<<<<

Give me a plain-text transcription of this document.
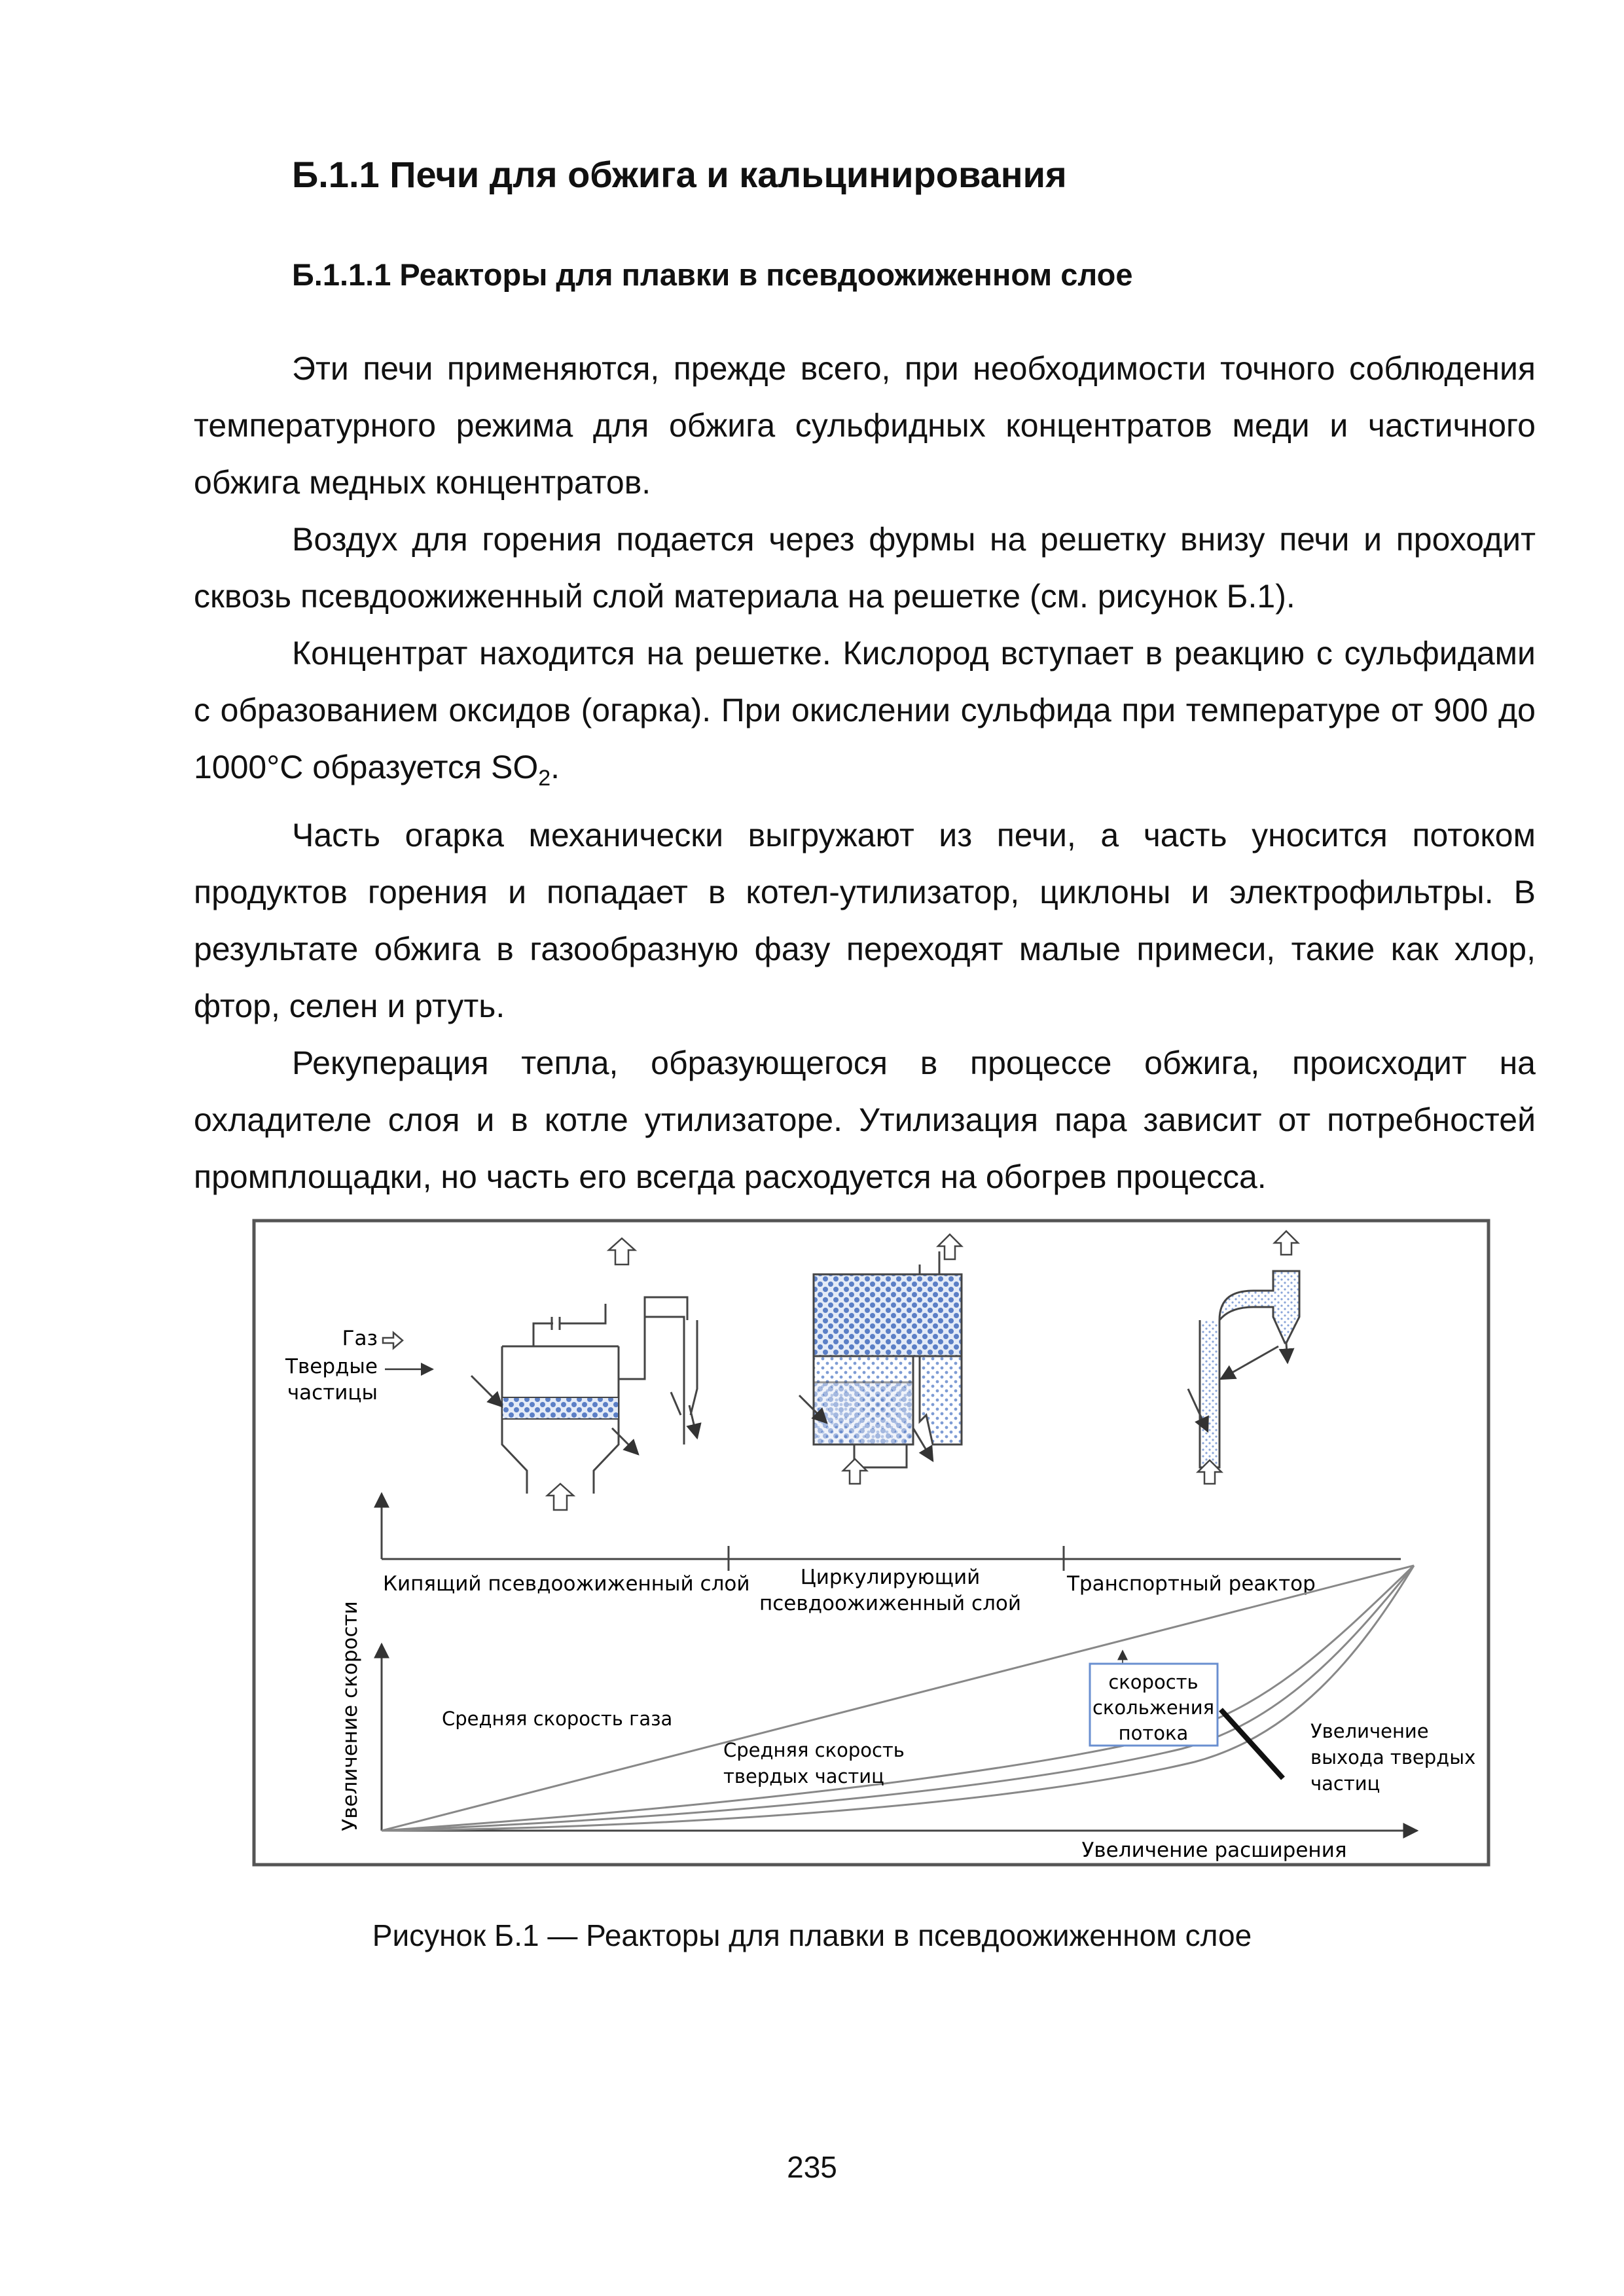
Б.1.1 Печи для обжига и кальцинирования
Б.1.1.1 Реакторы для плавки в псевдоожиженном слое

Эти печи применяются, прежде всего, при необходимости точного соблюдения температурного режима для обжига сульфидных концентратов меди и частичного обжига медных концентратов.

Воздух для горения подается через фурмы на решетку внизу печи и проходит сквозь псевдоожиженный слой материала на решетке (см. рисунок Б.1).

Концентрат находится на решетке. Кислород вступает в реакцию с сульфидами с образованием оксидов (огарка). При окислении сульфида при температуре от 900 до 1000°С образуется $SO_2$.

Часть огарка механически выгружают из печи, а часть уносится потоком продуктов горения и попадает в котел-утилизатор, циклоны и электрофильтры. В результате обжига в газообразную фазу переходят малые примеси, такие как хлор, фтор, селен и ртуть.

Рекуперация тепла, образующегося в процессе обжига, происходит на охладителе слоя и в котле утилизаторе. Утилизация пара зависит от потребностей промплощадки, но часть его всегда расходуется на обогрев процесса.

Газ
Твердые
частицы
Кипящий псевдоожиженный слой Циркулирующий
псевдоожиженный слой
Транспортный реактор
Увеличение скорости
Увеличение расширения
скорость
скольжения
потока
Средняя скорость газа
Средняя скорость
твердых частиц
Увеличение
выхода твердых
частиц
Рисунок Б.1 — Реакторы для плавки в псевдоожиженном слое
235
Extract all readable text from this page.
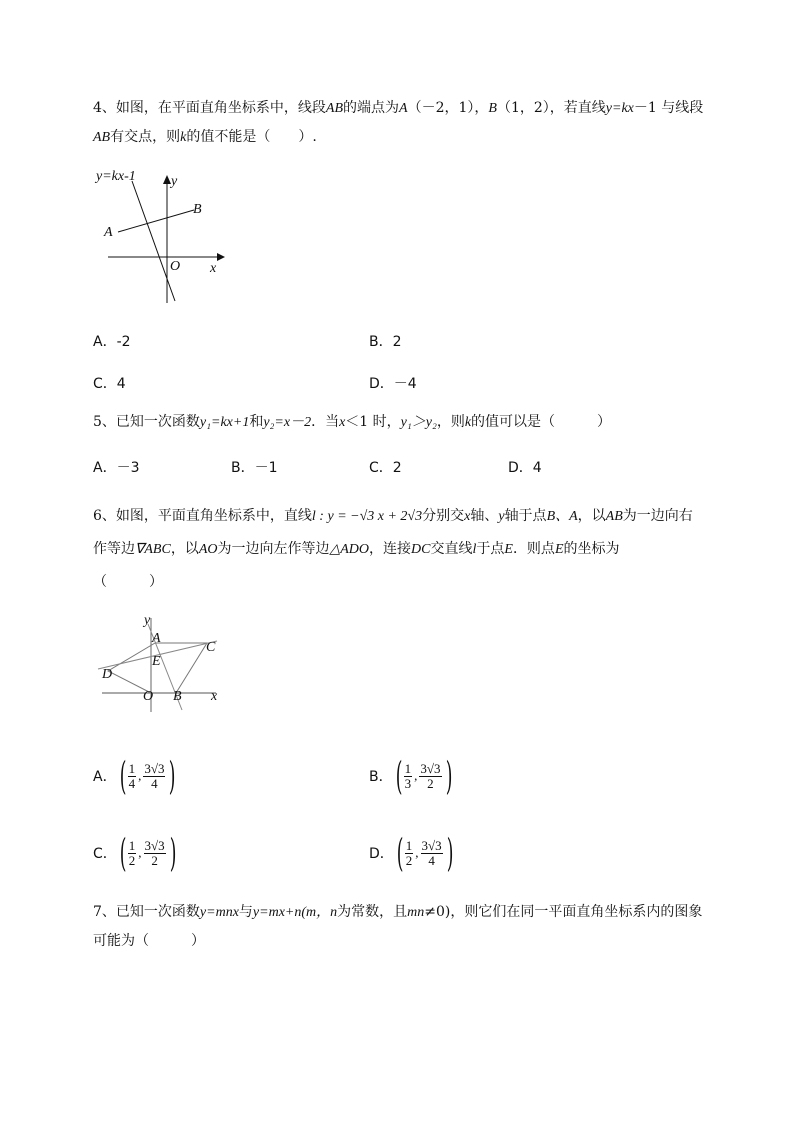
4、如图，在平面直角坐标系中，线段AB的端点为A（－2，1），B（1，2），若直线y=kx－1 与线段
AB有交点，则k的值不能是（　　）.
y=kx-1	y
x
O
A
B
A．-2	B．2
C．4	D．－4
5、已知一次函数y₁=kx+1和y₂=x－2．当x＜1 时，y₁＞y₂，则k的值可以是（　　　）
A．－3	B．－1	C．2	D．4
6、如图，平面直角坐标系中，直线l : y = −√3 x + 2√3分别交x轴、y轴于点B、A，以AB为一边向右
作等边∇ABC，以AO为一边向左作等边△ADO，连接DC交直线l于点E．则点E的坐标为
（　　　）
y
x
A
C
E
D
O B
A． ( $\frac{1}{4}$ , $\frac{3√3}{4}$ )	B． ( $\frac{1}{3}$ , $\frac{3√3}{2}$ )
C． ( $\frac{1}{2}$ , $\frac{3√3}{2}$ )	D． ( $\frac{1}{2}$ , $\frac{3√3}{4}$ )
7、已知一次函数y=mnx与y=mx+n(m，n为常数，且mn≠0)，则它们在同一平面直角坐标系内的图象
可能为（　　　）
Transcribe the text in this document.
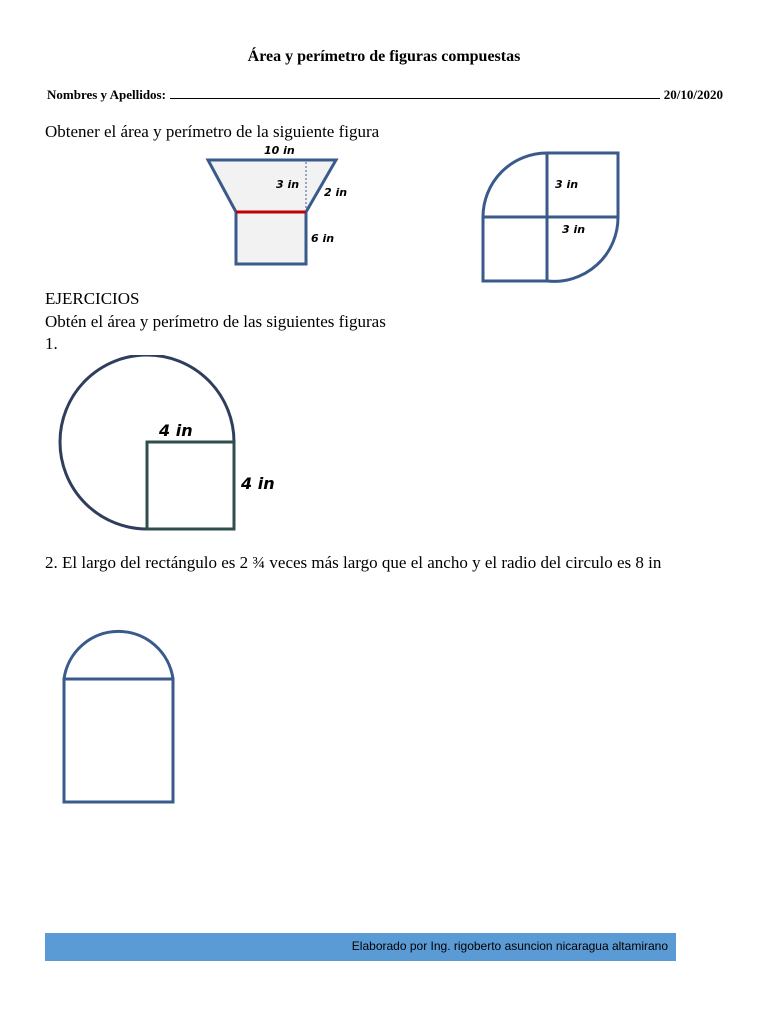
Área y perímetro de figuras compuestas
Nombres y Apellidos:	20/10/2020
Obtener el área y perímetro de la siguiente figura
10 in
3 in
2 in
6 in
3 in
3 in
EJERCICIOS
Obtén el área y perímetro de las siguientes figuras
1.
4 in
4 in
2. El largo del rectángulo es 2 ¾ veces más largo que el ancho y el radio del circulo es 8 in
Elaborado por Ing. rigoberto asuncion nicaragua altamirano
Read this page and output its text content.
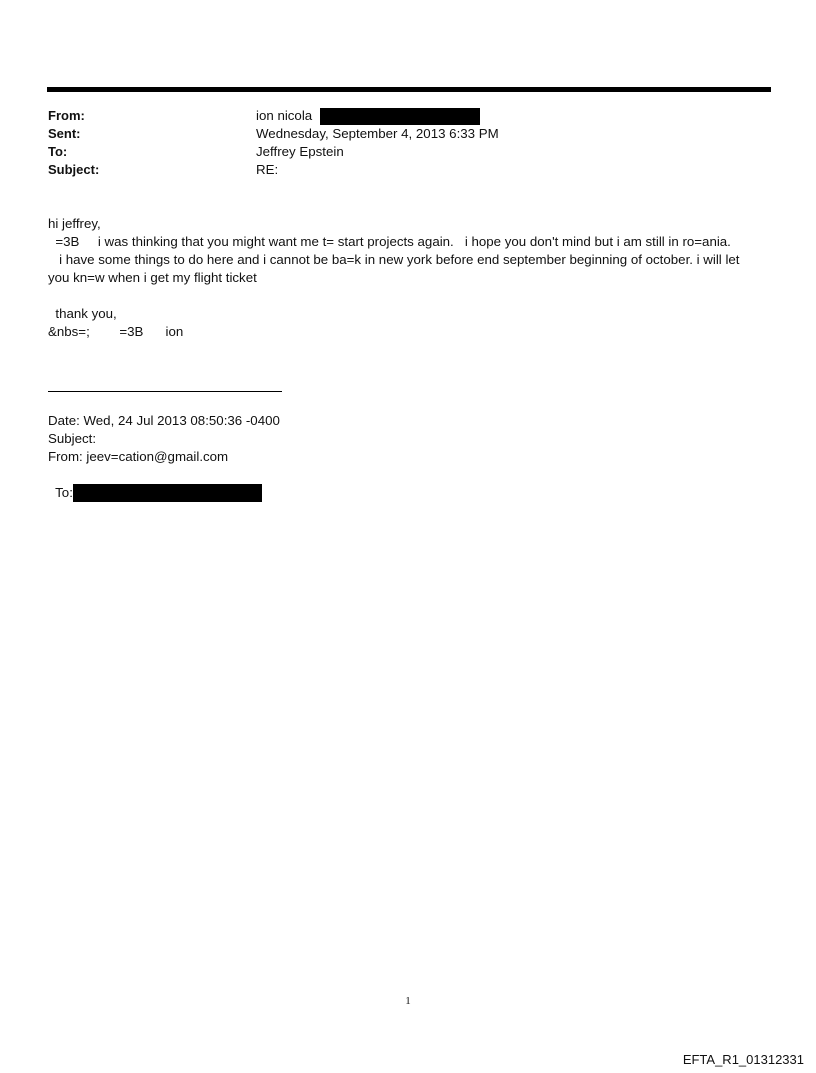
From:	ion nicola
Sent:	Wednesday, September 4, 2013 6:33 PM
To:	Jeffrey Epstein
Subject:	RE:
hi jeffrey,
=3B     i was thinking that you might want me t= start projects again.   i hope you don't mind but i am still in ro=ania.
i have some things to do here and i cannot be ba=k in new york before end september beginning of october. i will let
you kn=w when i get my flight ticket
thank you,
&nbs=;        =3B      ion
Date: Wed, 24 Jul 2013 08:50:36 -0400
Subject:
From: jeev=cation@gmail.com

To:

1
EFTA_R1_01312331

>>>>

Without the pictures, repeat all the records word for word.

- **Answer to the problem**
Give me a plain-text transcription of this document.
Б.1.1 Печи для обжига и кальцинирования
Б.1.1.1 Реакторы для плавки в псевдоожиженном слое

Эти печи применяются, прежде всего, при необходимости точного соблюдения температурного режима для обжига сульфидных концентратов меди и частичного обжига медных концентратов.

Воздух для горения подается через фурмы на решетку внизу печи и проходит сквозь псевдоожиженный слой материала на решетке (см. рисунок Б.1).

Концентрат находится на решетке. Кислород вступает в реакцию с сульфидами с образованием оксидов (огарка). При окислении сульфида при температуре от 900 до 1000°С образуется $SO_2$.

Часть огарка механически выгружают из печи, а часть уносится потоком продуктов горения и попадает в котел-утилизатор, циклоны и электрофильтры. В результате обжига в газообразную фазу переходят малые примеси, такие как хлор, фтор, селен и ртуть.

Рекуперация тепла, образующегося в процессе обжига, происходит на охладителе слоя и в котле утилизаторе. Утилизация пара зависит от потребностей промплощадки, но часть его всегда расходуется на обогрев процесса.

Газ
Твердые
частицы
Кипящий псевдоожиженный слой Циркулирующий
псевдоожиженный слой
Транспортный реактор
Увеличение скорости
Увеличение расширения
скорость
скольжения
потока
Средняя скорость газа
Средняя скорость
твердых частиц
Увеличение
выхода твердых
частиц
Рисунок Б.1 — Реакторы для плавки в псевдоожиженном слое
235
Extract all readable text from this page.
4、如图，在平面直角坐标系中，线段AB的端点为A（－2，1），B（1，2），若直线y=kx－1 与线段
AB有交点，则k的值不能是（　　）.
y=kx-1	y
x
O
A
B
A．-2	B．2
C．4	D．－4
5、已知一次函数y₁=kx+1和y₂=x－2．当x＜1 时，y₁＞y₂，则k的值可以是（　　　）
A．－3	B．－1	C．2	D．4
6、如图，平面直角坐标系中，直线l : y = −√3 x + 2√3分别交x轴、y轴于点B、A，以AB为一边向右
作等边∇ABC，以AO为一边向左作等边△ADO，连接DC交直线l于点E．则点E的坐标为
（　　　）
y
x
A
C
E
D
O B
A． ( $\frac{1}{4}$ , $\frac{3√3}{4}$ )	B． ( $\frac{1}{3}$ , $\frac{3√3}{2}$ )
C． ( $\frac{1}{2}$ , $\frac{3√3}{2}$ )	D． ( $\frac{1}{2}$ , $\frac{3√3}{4}$ )
7、已知一次函数y=mnx与y=mx+n(m，n为常数，且mn≠0)，则它们在同一平面直角坐标系内的图象
可能为（　　　）
Transcribe the text in this document.
Área y perímetro de figuras compuestas
Nombres y Apellidos:	20/10/2020
Obtener el área y perímetro de la siguiente figura
10 in
3 in
2 in
6 in
3 in
3 in
EJERCICIOS
Obtén el área y perímetro de las siguientes figuras
1.
4 in
4 in
2. El largo del rectángulo es 2 ¾ veces más largo que el ancho y el radio del circulo es 8 in
Elaborado por Ing. rigoberto asuncion nicaragua altamirano
Read this page and output its text content.
From:	ion nicola
Sent:	Wednesday, September 4, 2013 6:33 PM
To:	Jeffrey Epstein
Subject:	RE:
hi jeffrey,
=3B     i was thinking that you might want me t= start projects again.   i hope you don't mind but i am still in ro=ania.
i have some things to do here and i cannot be ba=k in new york before end september beginning of october. i will let
you kn=w when i get my flight ticket
thank you,
&nbs=;        =3B      ion
Date: Wed, 24 Jul 2013 08:50:36 -0400
Subject:
From: jeev=cation@gmail.com

To:

1
EFTA_R1_01312331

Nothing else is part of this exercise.